- TASK BRIEF
Reproduce the records between the line containing "sidebar-item-link-explorer[interactable]: Link explorer" and the line containing "create-issue-button[interactable]: + Create", inclusive, with every character unchanged.

- SUPPLIED RECORDS
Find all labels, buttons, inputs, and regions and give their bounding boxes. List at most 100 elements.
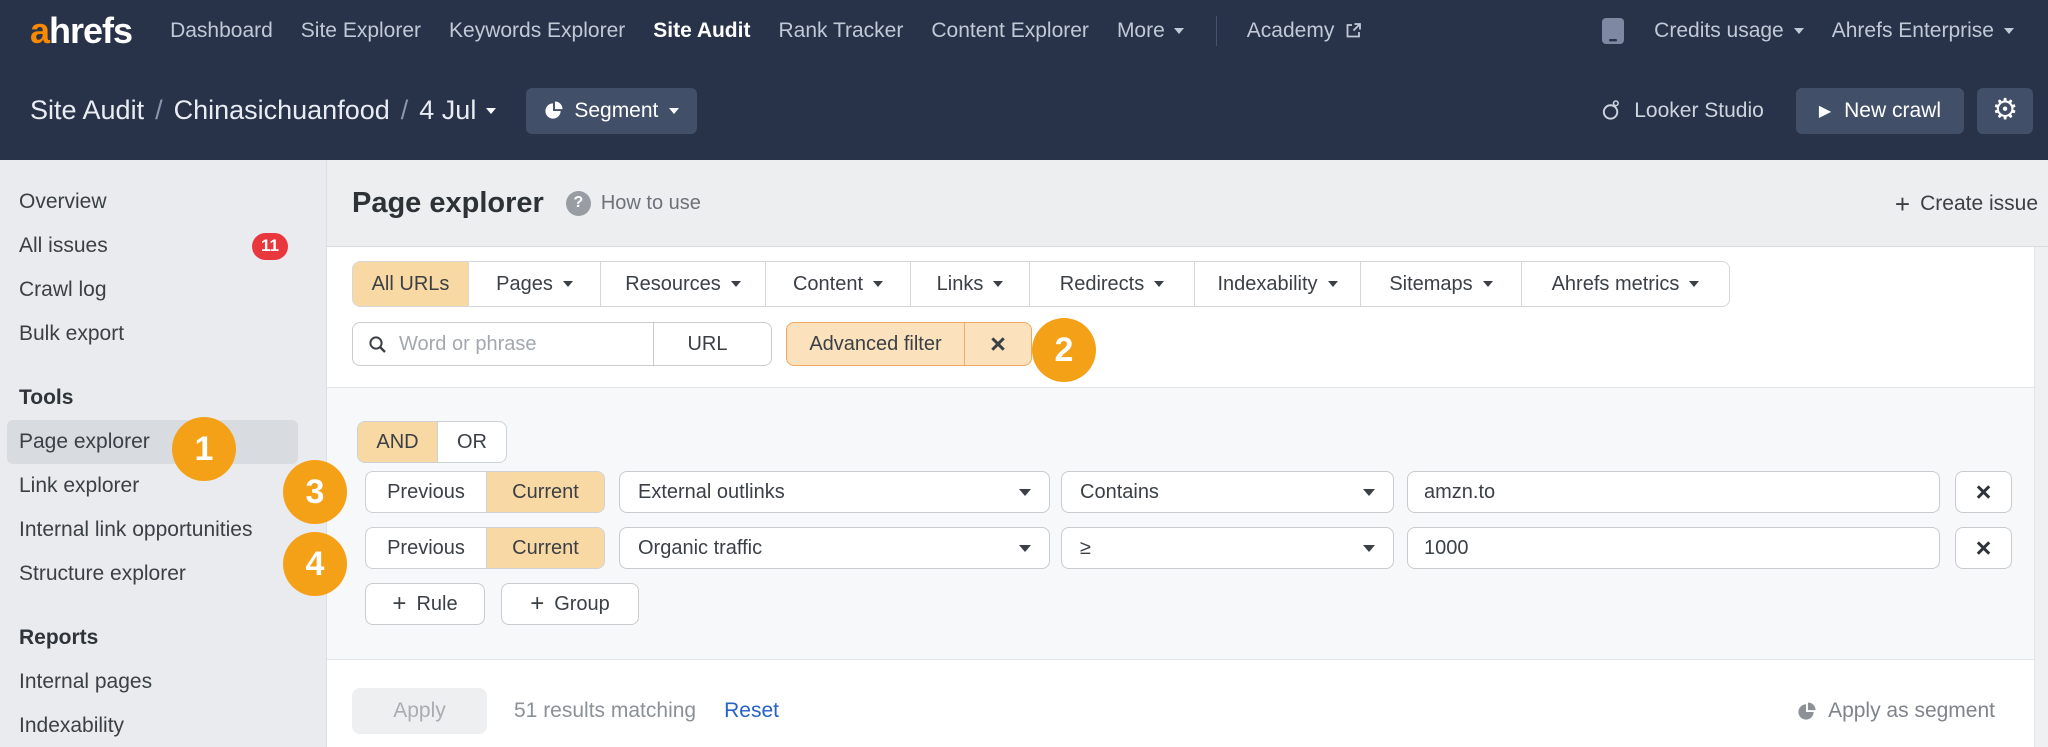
sidebar-item-link-explorer[interactable]: Link explorer [7, 464, 298, 508]
sidebar-item-internal-link-opportunities[interactable]: Internal link opportunities [7, 508, 298, 552]
breadcrumb-project[interactable]: Chinasichuanfood [174, 95, 390, 126]
field-select[interactable]: Organic traffic [619, 527, 1050, 569]
tab-indexability[interactable]: Indexability [1194, 262, 1360, 306]
operator-select[interactable]: Contains [1061, 471, 1394, 513]
tab-content[interactable]: Content [765, 262, 910, 306]
nav-more-menu[interactable]: More [1117, 19, 1184, 43]
add-group-button[interactable]: + Group [501, 583, 639, 625]
nav-item-site-audit[interactable]: Site Audit [653, 19, 750, 43]
workspace-menu[interactable]: Ahrefs Enterprise [1832, 19, 2014, 43]
sidebar-item-structure-explorer[interactable]: Structure explorer [7, 552, 298, 596]
sidebar-item-overview[interactable]: Overview [7, 180, 298, 224]
create-issue-button[interactable]: + Create issue [1895, 160, 2038, 247]
settings-button[interactable]: ⚙ [1977, 88, 2033, 134]
rule-value-input[interactable] [1407, 471, 1940, 513]
clear-advanced-filter-button[interactable]: × [965, 323, 1031, 365]
breadcrumb-separator: / [155, 95, 163, 126]
tab-all-urls[interactable]: All URLs [353, 262, 468, 306]
version-toggle: Previous Current [365, 471, 605, 513]
ahrefs-logo[interactable]: ahrefs [30, 10, 132, 52]
sidebar-item-all-issues[interactable]: All issues 11 [7, 224, 298, 268]
chevron-down-icon [1363, 489, 1375, 496]
apply-button[interactable]: Apply [352, 688, 487, 734]
chevron-down-icon [993, 281, 1003, 287]
logic-or-button[interactable]: OR [437, 422, 506, 462]
top-navigation: ahrefs Dashboard Site Explorer Keywords … [0, 0, 2048, 61]
chevron-down-icon [563, 281, 573, 287]
step-annotation-2: 2 [1032, 318, 1096, 382]
plus-icon: + [530, 592, 544, 616]
looker-studio-link[interactable]: Looker Studio [1600, 99, 1764, 123]
project-bar: Site Audit / Chinasichuanfood / 4 Jul Se… [0, 61, 2048, 160]
nav-item-rank-tracker[interactable]: Rank Tracker [778, 19, 903, 43]
step-annotation-1: 1 [172, 417, 236, 481]
search-scope-dropdown[interactable]: URL [653, 323, 771, 365]
step-annotation-3: 3 [283, 460, 347, 524]
help-icon[interactable]: ? [566, 191, 591, 216]
search-row: URL Advanced filter × [352, 322, 1032, 366]
vertical-scrollbar[interactable] [2034, 247, 2048, 747]
sidebar-item-internal-pages[interactable]: Internal pages [7, 660, 298, 704]
search-box: URL [352, 322, 772, 366]
sidebar-item-page-explorer[interactable]: Page explorer [7, 420, 298, 464]
tab-redirects[interactable]: Redirects [1029, 262, 1194, 306]
tab-links[interactable]: Links [910, 262, 1029, 306]
new-crawl-button[interactable]: ▶ New crawl [1796, 88, 1964, 134]
tab-ahrefs-metrics[interactable]: Ahrefs metrics [1521, 262, 1729, 306]
previous-button[interactable]: Previous [366, 472, 486, 512]
current-button[interactable]: Current [486, 472, 604, 512]
crawl-date-dropdown[interactable]: 4 Jul [419, 95, 496, 126]
chevron-down-icon [1483, 281, 1493, 287]
advanced-filter-label[interactable]: Advanced filter [787, 323, 964, 365]
pie-chart-icon [1797, 702, 1816, 721]
add-rule-button[interactable]: + Rule [365, 583, 485, 625]
chevron-down-icon [1328, 281, 1338, 287]
nav-item-content-explorer[interactable]: Content Explorer [931, 19, 1089, 43]
chevron-down-icon [1363, 545, 1375, 552]
remove-rule-button[interactable]: × [1955, 471, 2012, 513]
sidebar-item-crawl-log[interactable]: Crawl log [7, 268, 298, 312]
nav-item-keywords-explorer[interactable]: Keywords Explorer [449, 19, 625, 43]
advanced-filter-chip: Advanced filter × [786, 322, 1032, 366]
breadcrumb-site-audit[interactable]: Site Audit [30, 95, 144, 126]
tab-pages[interactable]: Pages [468, 262, 600, 306]
results-count-text: 51 results matching [514, 699, 696, 723]
logic-and-button[interactable]: AND [358, 422, 437, 462]
operator-select[interactable]: ≥ [1061, 527, 1394, 569]
step-annotation-4: 4 [283, 532, 347, 596]
sidebar-item-indexability[interactable]: Indexability [7, 704, 298, 747]
remove-rule-button[interactable]: × [1955, 527, 2012, 569]
nav-divider [1216, 16, 1217, 46]
sidebar-item-bulk-export[interactable]: Bulk export [7, 312, 298, 356]
apply-as-segment-button[interactable]: Apply as segment [1797, 699, 1995, 723]
nav-item-dashboard[interactable]: Dashboard [170, 19, 273, 43]
credits-usage-menu[interactable]: Credits usage [1654, 19, 1804, 43]
page-header: Page explorer ? How to use + Create issu… [327, 160, 2048, 247]
chevron-down-icon [873, 281, 883, 287]
pie-chart-icon [544, 101, 563, 120]
rule-value-input[interactable] [1407, 527, 1940, 569]
main-content: Page explorer ? How to use + Create issu… [327, 160, 2048, 747]
device-tablet-icon[interactable] [1600, 15, 1626, 47]
current-button[interactable]: Current [486, 528, 604, 568]
looker-studio-icon [1600, 99, 1623, 122]
segment-dropdown-button[interactable]: Segment [526, 88, 697, 134]
reset-link[interactable]: Reset [724, 699, 779, 723]
chevron-down-icon [486, 108, 496, 114]
chevron-down-icon [669, 108, 679, 114]
breadcrumb-separator: / [401, 95, 409, 126]
plus-icon: + [392, 592, 406, 616]
nav-academy-link[interactable]: Academy [1247, 19, 1364, 43]
how-to-use-link[interactable]: How to use [601, 192, 701, 215]
sidebar: Overview All issues 11 Crawl log Bulk ex… [0, 160, 327, 747]
search-input[interactable] [387, 333, 653, 356]
plus-icon: + [1895, 191, 1910, 217]
chevron-down-icon [731, 281, 741, 287]
nav-item-site-explorer[interactable]: Site Explorer [301, 19, 421, 43]
tab-sitemaps[interactable]: Sitemaps [1360, 262, 1521, 306]
field-select[interactable]: External outlinks [619, 471, 1050, 513]
previous-button[interactable]: Previous [366, 528, 486, 568]
chevron-down-icon [1689, 281, 1699, 287]
apply-row: Apply 51 results matching Reset Apply as… [352, 688, 2034, 734]
tab-resources[interactable]: Resources [600, 262, 765, 306]
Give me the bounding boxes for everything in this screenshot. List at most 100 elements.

- FINISHED ANSWER
sidebar-item-link-explorer[interactable]: Link explorer [7, 464, 298, 508]
sidebar-item-internal-link-opportunities[interactable]: Internal link opportunities [7, 508, 298, 552]
breadcrumb-project[interactable]: Chinasichuanfood [174, 95, 390, 126]
field-select[interactable]: Organic traffic [619, 527, 1050, 569]
tab-indexability[interactable]: Indexability [1194, 262, 1360, 306]
operator-select[interactable]: Contains [1061, 471, 1394, 513]
tab-content[interactable]: Content [765, 262, 910, 306]
nav-more-menu[interactable]: More [1117, 19, 1184, 43]
add-group-button[interactable]: + Group [501, 583, 639, 625]
nav-item-site-audit[interactable]: Site Audit [653, 19, 750, 43]
workspace-menu[interactable]: Ahrefs Enterprise [1832, 19, 2014, 43]
sidebar-item-structure-explorer[interactable]: Structure explorer [7, 552, 298, 596]
sidebar-item-overview[interactable]: Overview [7, 180, 298, 224]
create-issue-button[interactable]: + Create issue [1895, 160, 2038, 247]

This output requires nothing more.